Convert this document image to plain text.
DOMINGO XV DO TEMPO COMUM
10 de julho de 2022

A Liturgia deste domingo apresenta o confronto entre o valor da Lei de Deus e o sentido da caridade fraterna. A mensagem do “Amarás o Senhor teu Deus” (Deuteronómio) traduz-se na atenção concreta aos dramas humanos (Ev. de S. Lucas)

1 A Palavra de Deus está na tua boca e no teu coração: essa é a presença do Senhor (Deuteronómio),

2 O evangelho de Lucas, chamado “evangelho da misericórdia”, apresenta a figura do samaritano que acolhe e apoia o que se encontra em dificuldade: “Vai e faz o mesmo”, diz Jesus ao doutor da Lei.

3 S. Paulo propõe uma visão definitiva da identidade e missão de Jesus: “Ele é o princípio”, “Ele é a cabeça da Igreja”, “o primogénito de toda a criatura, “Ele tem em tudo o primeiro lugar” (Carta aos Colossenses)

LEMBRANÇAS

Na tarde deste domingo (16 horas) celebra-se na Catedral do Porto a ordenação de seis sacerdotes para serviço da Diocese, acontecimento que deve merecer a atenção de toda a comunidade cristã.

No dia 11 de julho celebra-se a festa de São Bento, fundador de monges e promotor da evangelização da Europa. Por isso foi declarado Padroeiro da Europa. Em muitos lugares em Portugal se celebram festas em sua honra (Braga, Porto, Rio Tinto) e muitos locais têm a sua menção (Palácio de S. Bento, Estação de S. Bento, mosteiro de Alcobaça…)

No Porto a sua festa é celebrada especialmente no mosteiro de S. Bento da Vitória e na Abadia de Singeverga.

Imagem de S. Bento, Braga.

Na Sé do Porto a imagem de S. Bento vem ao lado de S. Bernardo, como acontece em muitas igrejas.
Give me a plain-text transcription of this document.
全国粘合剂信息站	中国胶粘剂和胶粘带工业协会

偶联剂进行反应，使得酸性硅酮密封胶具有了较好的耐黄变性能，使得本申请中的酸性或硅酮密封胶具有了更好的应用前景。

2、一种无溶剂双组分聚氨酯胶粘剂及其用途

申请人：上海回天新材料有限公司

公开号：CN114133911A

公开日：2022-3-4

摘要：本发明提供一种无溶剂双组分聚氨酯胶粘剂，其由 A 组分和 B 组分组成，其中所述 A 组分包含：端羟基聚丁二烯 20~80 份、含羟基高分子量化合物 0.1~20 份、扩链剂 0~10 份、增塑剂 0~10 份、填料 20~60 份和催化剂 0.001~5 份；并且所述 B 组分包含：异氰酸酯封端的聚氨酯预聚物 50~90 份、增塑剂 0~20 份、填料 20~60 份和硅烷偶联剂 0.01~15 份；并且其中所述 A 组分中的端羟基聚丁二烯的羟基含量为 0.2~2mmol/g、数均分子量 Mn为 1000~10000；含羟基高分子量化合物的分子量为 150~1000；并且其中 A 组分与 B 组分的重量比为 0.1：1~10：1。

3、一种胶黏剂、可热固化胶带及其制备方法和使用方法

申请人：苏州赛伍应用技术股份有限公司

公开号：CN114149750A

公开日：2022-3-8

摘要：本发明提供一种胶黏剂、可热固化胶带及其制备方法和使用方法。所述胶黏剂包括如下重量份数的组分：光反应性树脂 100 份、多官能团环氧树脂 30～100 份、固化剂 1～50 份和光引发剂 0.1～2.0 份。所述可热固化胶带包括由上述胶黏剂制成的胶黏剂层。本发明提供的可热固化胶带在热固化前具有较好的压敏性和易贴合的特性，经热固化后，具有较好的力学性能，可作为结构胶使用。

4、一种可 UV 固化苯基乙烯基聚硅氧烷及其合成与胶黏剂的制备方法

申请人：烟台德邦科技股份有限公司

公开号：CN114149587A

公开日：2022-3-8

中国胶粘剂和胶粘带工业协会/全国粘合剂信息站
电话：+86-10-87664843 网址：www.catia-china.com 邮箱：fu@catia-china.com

-*-

What you will do :: Every line from the one holding "Give me a plain-text" through the final line of the listing must be echoed exactly; leave out all other lines.

Solution to this task ::
Give me a plain-text transcription of this document.
全国粘合剂信息站	中国胶粘剂和胶粘带工业协会

偶联剂进行反应，使得酸性硅酮密封胶具有了较好的耐黄变性能，使得本申请中的酸性或硅酮密封胶具有了更好的应用前景。

2、一种无溶剂双组分聚氨酯胶粘剂及其用途

申请人：上海回天新材料有限公司

公开号：CN114133911A

公开日：2022-3-4

摘要：本发明提供一种无溶剂双组分聚氨酯胶粘剂，其由 A 组分和 B 组分组成，其中所述 A 组分包含：端羟基聚丁二烯 20~80 份、含羟基高分子量化合物 0.1~20 份、扩链剂 0~10 份、增塑剂 0~10 份、填料 20~60 份和催化剂 0.001~5 份；并且所述 B 组分包含：异氰酸酯封端的聚氨酯预聚物 50~90 份、增塑剂 0~20 份、填料 20~60 份和硅烷偶联剂 0.01~15 份；并且其中所述 A 组分中的端羟基聚丁二烯的羟基含量为 0.2~2mmol/g、数均分子量 Mn为 1000~10000；含羟基高分子量化合物的分子量为 150~1000；并且其中 A 组分与 B 组分的重量比为 0.1：1~10：1。

3、一种胶黏剂、可热固化胶带及其制备方法和使用方法

申请人：苏州赛伍应用技术股份有限公司

公开号：CN114149750A

公开日：2022-3-8

摘要：本发明提供一种胶黏剂、可热固化胶带及其制备方法和使用方法。所述胶黏剂包括如下重量份数的组分：光反应性树脂 100 份、多官能团环氧树脂 30～100 份、固化剂 1～50 份和光引发剂 0.1～2.0 份。所述可热固化胶带包括由上述胶黏剂制成的胶黏剂层。本发明提供的可热固化胶带在热固化前具有较好的压敏性和易贴合的特性，经热固化后，具有较好的力学性能，可作为结构胶使用。

4、一种可 UV 固化苯基乙烯基聚硅氧烷及其合成与胶黏剂的制备方法

申请人：烟台德邦科技股份有限公司

公开号：CN114149587A

公开日：2022-3-8

中国胶粘剂和胶粘带工业协会/全国粘合剂信息站
电话：+86-10-87664843 网址：www.catia-china.com 邮箱：fu@catia-china.com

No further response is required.